_Short task_
Can all of these lines be returned exactly?

_Records shown_

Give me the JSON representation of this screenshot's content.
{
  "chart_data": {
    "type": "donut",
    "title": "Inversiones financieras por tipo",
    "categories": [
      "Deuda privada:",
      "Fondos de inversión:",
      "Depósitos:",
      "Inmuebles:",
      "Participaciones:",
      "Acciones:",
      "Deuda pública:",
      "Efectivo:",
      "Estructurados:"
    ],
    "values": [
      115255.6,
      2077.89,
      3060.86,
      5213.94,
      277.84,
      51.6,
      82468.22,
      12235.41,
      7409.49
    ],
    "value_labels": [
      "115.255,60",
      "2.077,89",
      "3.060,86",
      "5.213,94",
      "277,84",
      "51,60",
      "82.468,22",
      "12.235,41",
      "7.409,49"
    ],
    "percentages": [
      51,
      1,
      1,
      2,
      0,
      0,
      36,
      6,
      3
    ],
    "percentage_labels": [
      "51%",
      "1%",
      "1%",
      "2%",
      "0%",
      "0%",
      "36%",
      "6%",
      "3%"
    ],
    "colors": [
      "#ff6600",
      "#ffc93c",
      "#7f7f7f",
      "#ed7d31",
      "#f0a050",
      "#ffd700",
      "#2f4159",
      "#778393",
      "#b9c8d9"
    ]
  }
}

_Written reply_
Give me the JSON representation of this screenshot's content.
{
  "chart_data": {
    "type": "donut",
    "title": "Inversiones financieras por tipo",
    "categories": [
      "Deuda privada:",
      "Fondos de inversión:",
      "Depósitos:",
      "Inmuebles:",
      "Participaciones:",
      "Acciones:",
      "Deuda pública:",
      "Efectivo:",
      "Estructurados:"
    ],
    "values": [
      115255.6,
      2077.89,
      3060.86,
      5213.94,
      277.84,
      51.6,
      82468.22,
      12235.41,
      7409.49
    ],
    "value_labels": [
      "115.255,60",
      "2.077,89",
      "3.060,86",
      "5.213,94",
      "277,84",
      "51,60",
      "82.468,22",
      "12.235,41",
      "7.409,49"
    ],
    "percentages": [
      51,
      1,
      1,
      2,
      0,
      0,
      36,
      6,
      3
    ],
    "percentage_labels": [
      "51%",
      "1%",
      "1%",
      "2%",
      "0%",
      "0%",
      "36%",
      "6%",
      "3%"
    ],
    "colors": [
      "#ff6600",
      "#ffc93c",
      "#7f7f7f",
      "#ed7d31",
      "#f0a050",
      "#ffd700",
      "#2f4159",
      "#778393",
      "#b9c8d9"
    ]
  }
}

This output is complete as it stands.